Exercise:
How many lines of the material below contain the string "letters"? Answer with the number and nothing else.

--

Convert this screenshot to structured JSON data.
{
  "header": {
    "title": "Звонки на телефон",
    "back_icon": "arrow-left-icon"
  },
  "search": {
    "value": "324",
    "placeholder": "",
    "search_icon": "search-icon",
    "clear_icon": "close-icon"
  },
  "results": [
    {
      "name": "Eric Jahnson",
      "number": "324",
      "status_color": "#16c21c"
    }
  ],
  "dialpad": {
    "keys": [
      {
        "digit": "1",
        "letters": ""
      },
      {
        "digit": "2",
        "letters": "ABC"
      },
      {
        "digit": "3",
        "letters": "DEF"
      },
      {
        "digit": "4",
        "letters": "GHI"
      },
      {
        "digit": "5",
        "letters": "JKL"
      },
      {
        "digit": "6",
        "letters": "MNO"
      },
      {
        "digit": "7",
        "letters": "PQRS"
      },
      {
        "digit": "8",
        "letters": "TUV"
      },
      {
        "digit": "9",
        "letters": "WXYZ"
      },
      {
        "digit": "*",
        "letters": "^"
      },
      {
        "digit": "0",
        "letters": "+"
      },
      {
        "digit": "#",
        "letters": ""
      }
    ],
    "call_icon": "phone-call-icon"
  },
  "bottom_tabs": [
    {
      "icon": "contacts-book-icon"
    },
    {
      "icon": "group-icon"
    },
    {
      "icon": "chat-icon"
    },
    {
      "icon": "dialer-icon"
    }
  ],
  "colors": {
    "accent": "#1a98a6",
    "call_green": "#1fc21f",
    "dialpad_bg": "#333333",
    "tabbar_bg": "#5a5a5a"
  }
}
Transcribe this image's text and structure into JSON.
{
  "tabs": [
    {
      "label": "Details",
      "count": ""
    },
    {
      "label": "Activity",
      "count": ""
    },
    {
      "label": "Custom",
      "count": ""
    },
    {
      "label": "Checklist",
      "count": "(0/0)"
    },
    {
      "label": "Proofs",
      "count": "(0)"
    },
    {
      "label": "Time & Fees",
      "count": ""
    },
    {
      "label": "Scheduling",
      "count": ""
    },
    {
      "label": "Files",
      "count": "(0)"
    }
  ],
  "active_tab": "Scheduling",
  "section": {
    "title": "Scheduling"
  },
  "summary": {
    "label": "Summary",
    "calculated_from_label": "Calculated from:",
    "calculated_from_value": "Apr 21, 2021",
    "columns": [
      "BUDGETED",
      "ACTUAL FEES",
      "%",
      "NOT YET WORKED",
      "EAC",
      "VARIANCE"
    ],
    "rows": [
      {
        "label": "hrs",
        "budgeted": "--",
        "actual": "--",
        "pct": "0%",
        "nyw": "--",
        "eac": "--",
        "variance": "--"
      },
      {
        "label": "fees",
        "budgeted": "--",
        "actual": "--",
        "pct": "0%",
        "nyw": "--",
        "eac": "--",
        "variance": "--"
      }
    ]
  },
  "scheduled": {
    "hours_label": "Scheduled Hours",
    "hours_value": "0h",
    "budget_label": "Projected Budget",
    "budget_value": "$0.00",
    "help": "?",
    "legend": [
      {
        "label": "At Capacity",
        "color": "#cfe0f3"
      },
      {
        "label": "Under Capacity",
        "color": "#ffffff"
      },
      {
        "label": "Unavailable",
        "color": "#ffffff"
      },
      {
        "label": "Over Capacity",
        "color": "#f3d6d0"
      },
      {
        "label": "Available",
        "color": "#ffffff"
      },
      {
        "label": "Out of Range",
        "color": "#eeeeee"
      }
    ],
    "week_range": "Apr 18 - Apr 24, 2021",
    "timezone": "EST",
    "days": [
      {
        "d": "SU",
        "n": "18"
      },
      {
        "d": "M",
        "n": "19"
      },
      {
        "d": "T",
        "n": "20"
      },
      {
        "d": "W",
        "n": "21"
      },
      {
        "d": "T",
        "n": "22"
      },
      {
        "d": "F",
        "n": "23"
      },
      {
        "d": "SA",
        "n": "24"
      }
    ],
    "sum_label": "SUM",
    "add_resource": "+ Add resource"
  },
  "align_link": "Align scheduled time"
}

--

Solution to the exercise:
12